[Data extracted from a collection]
******************************

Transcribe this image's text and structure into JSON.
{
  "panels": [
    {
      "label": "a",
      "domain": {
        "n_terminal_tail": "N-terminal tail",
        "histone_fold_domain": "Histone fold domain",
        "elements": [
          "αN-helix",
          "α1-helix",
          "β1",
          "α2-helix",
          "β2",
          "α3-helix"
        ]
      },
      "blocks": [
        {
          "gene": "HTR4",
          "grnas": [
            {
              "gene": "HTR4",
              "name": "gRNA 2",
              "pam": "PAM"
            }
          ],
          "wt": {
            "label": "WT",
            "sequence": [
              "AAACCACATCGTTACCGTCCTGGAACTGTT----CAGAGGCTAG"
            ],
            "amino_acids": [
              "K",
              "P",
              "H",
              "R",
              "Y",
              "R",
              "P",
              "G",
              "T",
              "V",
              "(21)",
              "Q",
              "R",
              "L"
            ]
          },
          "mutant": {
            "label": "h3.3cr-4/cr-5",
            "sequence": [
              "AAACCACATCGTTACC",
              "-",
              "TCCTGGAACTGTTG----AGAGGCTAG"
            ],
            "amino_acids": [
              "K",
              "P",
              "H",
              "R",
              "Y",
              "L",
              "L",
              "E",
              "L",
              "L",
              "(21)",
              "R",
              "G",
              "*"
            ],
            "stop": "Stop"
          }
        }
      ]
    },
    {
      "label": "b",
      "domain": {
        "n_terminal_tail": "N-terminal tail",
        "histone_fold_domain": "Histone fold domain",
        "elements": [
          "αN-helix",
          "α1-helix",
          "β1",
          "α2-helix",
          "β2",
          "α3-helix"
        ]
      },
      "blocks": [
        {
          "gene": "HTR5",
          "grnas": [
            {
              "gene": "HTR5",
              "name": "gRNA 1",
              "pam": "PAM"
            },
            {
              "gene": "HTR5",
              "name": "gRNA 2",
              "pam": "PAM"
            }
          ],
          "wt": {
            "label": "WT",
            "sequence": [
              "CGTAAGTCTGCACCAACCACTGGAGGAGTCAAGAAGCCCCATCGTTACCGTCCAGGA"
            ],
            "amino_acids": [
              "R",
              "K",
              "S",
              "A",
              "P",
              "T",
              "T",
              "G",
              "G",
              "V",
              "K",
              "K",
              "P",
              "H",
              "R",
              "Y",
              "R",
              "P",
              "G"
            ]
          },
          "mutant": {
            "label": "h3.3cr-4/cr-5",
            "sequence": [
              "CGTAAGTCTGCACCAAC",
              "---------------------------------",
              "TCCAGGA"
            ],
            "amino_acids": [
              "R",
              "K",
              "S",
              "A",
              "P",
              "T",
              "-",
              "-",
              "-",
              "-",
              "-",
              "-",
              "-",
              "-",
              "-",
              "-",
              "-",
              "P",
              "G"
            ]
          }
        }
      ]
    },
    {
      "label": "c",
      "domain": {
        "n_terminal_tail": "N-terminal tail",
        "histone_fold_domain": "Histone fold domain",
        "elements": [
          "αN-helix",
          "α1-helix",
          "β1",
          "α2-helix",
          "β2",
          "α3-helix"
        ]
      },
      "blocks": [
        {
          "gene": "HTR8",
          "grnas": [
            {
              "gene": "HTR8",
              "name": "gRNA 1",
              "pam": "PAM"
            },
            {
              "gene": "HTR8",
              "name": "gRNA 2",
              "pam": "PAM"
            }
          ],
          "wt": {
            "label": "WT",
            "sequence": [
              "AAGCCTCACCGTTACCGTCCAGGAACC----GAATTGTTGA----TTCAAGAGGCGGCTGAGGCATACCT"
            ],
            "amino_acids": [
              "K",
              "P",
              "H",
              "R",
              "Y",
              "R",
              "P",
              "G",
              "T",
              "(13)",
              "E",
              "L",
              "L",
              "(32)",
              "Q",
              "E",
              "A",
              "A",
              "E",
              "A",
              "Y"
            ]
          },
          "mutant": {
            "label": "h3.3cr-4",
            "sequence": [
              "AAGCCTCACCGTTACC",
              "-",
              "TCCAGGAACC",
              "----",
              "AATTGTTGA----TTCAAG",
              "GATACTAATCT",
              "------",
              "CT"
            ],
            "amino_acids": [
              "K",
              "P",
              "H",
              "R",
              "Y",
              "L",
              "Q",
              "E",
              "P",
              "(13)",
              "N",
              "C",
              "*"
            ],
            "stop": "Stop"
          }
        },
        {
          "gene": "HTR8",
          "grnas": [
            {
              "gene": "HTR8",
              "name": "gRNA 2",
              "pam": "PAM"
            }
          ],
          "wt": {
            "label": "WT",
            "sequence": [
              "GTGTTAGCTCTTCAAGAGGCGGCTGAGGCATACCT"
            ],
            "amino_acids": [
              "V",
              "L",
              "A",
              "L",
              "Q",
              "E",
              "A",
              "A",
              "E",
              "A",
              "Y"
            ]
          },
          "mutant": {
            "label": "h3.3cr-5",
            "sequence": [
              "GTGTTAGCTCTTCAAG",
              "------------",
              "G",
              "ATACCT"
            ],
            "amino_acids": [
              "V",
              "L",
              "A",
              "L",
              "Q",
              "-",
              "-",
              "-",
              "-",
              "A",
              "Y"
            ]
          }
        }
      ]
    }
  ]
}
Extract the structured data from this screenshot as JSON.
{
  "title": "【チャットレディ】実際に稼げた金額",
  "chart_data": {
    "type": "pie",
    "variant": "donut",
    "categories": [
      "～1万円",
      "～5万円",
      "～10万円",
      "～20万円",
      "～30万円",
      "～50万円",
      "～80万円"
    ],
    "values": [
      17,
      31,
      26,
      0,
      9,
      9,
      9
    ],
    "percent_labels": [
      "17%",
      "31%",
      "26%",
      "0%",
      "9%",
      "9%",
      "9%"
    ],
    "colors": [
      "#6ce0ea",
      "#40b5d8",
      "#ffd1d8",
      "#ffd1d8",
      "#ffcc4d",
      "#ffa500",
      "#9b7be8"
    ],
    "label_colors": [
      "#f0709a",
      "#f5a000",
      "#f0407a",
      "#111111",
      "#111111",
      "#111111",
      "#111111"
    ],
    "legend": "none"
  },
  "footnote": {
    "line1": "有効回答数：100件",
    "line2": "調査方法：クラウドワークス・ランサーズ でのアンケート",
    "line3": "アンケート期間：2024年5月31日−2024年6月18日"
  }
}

******************************

_GOAL_: Write out all the data again, exactly as it appears.

_OUTPUT OF THE EXERCISE_:
Transcribe this image's text and structure into JSON.
{
  "panels": [
    {
      "label": "a",
      "domain": {
        "n_terminal_tail": "N-terminal tail",
        "histone_fold_domain": "Histone fold domain",
        "elements": [
          "αN-helix",
          "α1-helix",
          "β1",
          "α2-helix",
          "β2",
          "α3-helix"
        ]
      },
      "blocks": [
        {
          "gene": "HTR4",
          "grnas": [
            {
              "gene": "HTR4",
              "name": "gRNA 2",
              "pam": "PAM"
            }
          ],
          "wt": {
            "label": "WT",
            "sequence": [
              "AAACCACATCGTTACCGTCCTGGAACTGTT----CAGAGGCTAG"
            ],
            "amino_acids": [
              "K",
              "P",
              "H",
              "R",
              "Y",
              "R",
              "P",
              "G",
              "T",
              "V",
              "(21)",
              "Q",
              "R",
              "L"
            ]
          },
          "mutant": {
            "label": "h3.3cr-4/cr-5",
            "sequence": [
              "AAACCACATCGTTACC",
              "-",
              "TCCTGGAACTGTTG----AGAGGCTAG"
            ],
            "amino_acids": [
              "K",
              "P",
              "H",
              "R",
              "Y",
              "L",
              "L",
              "E",
              "L",
              "L",
              "(21)",
              "R",
              "G",
              "*"
            ],
            "stop": "Stop"
          }
        }
      ]
    },
    {
      "label": "b",
      "domain": {
        "n_terminal_tail": "N-terminal tail",
        "histone_fold_domain": "Histone fold domain",
        "elements": [
          "αN-helix",
          "α1-helix",
          "β1",
          "α2-helix",
          "β2",
          "α3-helix"
        ]
      },
      "blocks": [
        {
          "gene": "HTR5",
          "grnas": [
            {
              "gene": "HTR5",
              "name": "gRNA 1",
              "pam": "PAM"
            },
            {
              "gene": "HTR5",
              "name": "gRNA 2",
              "pam": "PAM"
            }
          ],
          "wt": {
            "label": "WT",
            "sequence": [
              "CGTAAGTCTGCACCAACCACTGGAGGAGTCAAGAAGCCCCATCGTTACCGTCCAGGA"
            ],
            "amino_acids": [
              "R",
              "K",
              "S",
              "A",
              "P",
              "T",
              "T",
              "G",
              "G",
              "V",
              "K",
              "K",
              "P",
              "H",
              "R",
              "Y",
              "R",
              "P",
              "G"
            ]
          },
          "mutant": {
            "label": "h3.3cr-4/cr-5",
            "sequence": [
              "CGTAAGTCTGCACCAAC",
              "---------------------------------",
              "TCCAGGA"
            ],
            "amino_acids": [
              "R",
              "K",
              "S",
              "A",
              "P",
              "T",
              "-",
              "-",
              "-",
              "-",
              "-",
              "-",
              "-",
              "-",
              "-",
              "-",
              "-",
              "P",
              "G"
            ]
          }
        }
      ]
    },
    {
      "label": "c",
      "domain": {
        "n_terminal_tail": "N-terminal tail",
        "histone_fold_domain": "Histone fold domain",
        "elements": [
          "αN-helix",
          "α1-helix",
          "β1",
          "α2-helix",
          "β2",
          "α3-helix"
        ]
      },
      "blocks": [
        {
          "gene": "HTR8",
          "grnas": [
            {
              "gene": "HTR8",
              "name": "gRNA 1",
              "pam": "PAM"
            },
            {
              "gene": "HTR8",
              "name": "gRNA 2",
              "pam": "PAM"
            }
          ],
          "wt": {
            "label": "WT",
            "sequence": [
              "AAGCCTCACCGTTACCGTCCAGGAACC----GAATTGTTGA----TTCAAGAGGCGGCTGAGGCATACCT"
            ],
            "amino_acids": [
              "K",
              "P",
              "H",
              "R",
              "Y",
              "R",
              "P",
              "G",
              "T",
              "(13)",
              "E",
              "L",
              "L",
              "(32)",
              "Q",
              "E",
              "A",
              "A",
              "E",
              "A",
              "Y"
            ]
          },
          "mutant": {
            "label": "h3.3cr-4",
            "sequence": [
              "AAGCCTCACCGTTACC",
              "-",
              "TCCAGGAACC",
              "----",
              "AATTGTTGA----TTCAAG",
              "GATACTAATCT",
              "------",
              "CT"
            ],
            "amino_acids": [
              "K",
              "P",
              "H",
              "R",
              "Y",
              "L",
              "Q",
              "E",
              "P",
              "(13)",
              "N",
              "C",
              "*"
            ],
            "stop": "Stop"
          }
        },
        {
          "gene": "HTR8",
          "grnas": [
            {
              "gene": "HTR8",
              "name": "gRNA 2",
              "pam": "PAM"
            }
          ],
          "wt": {
            "label": "WT",
            "sequence": [
              "GTGTTAGCTCTTCAAGAGGCGGCTGAGGCATACCT"
            ],
            "amino_acids": [
              "V",
              "L",
              "A",
              "L",
              "Q",
              "E",
              "A",
              "A",
              "E",
              "A",
              "Y"
            ]
          },
          "mutant": {
            "label": "h3.3cr-5",
            "sequence": [
              "GTGTTAGCTCTTCAAG",
              "------------",
              "G",
              "ATACCT"
            ],
            "amino_acids": [
              "V",
              "L",
              "A",
              "L",
              "Q",
              "-",
              "-",
              "-",
              "-",
              "A",
              "Y"
            ]
          }
        }
      ]
    }
  ]
}
Extract the structured data from this screenshot as JSON.
{
  "title": "【チャットレディ】実際に稼げた金額",
  "chart_data": {
    "type": "pie",
    "variant": "donut",
    "categories": [
      "～1万円",
      "～5万円",
      "～10万円",
      "～20万円",
      "～30万円",
      "～50万円",
      "～80万円"
    ],
    "values": [
      17,
      31,
      26,
      0,
      9,
      9,
      9
    ],
    "percent_labels": [
      "17%",
      "31%",
      "26%",
      "0%",
      "9%",
      "9%",
      "9%"
    ],
    "colors": [
      "#6ce0ea",
      "#40b5d8",
      "#ffd1d8",
      "#ffd1d8",
      "#ffcc4d",
      "#ffa500",
      "#9b7be8"
    ],
    "label_colors": [
      "#f0709a",
      "#f5a000",
      "#f0407a",
      "#111111",
      "#111111",
      "#111111",
      "#111111"
    ],
    "legend": "none"
  },
  "footnote": {
    "line1": "有効回答数：100件",
    "line2": "調査方法：クラウドワークス・ランサーズ でのアンケート",
    "line3": "アンケート期間：2024年5月31日−2024年6月18日"
  }
}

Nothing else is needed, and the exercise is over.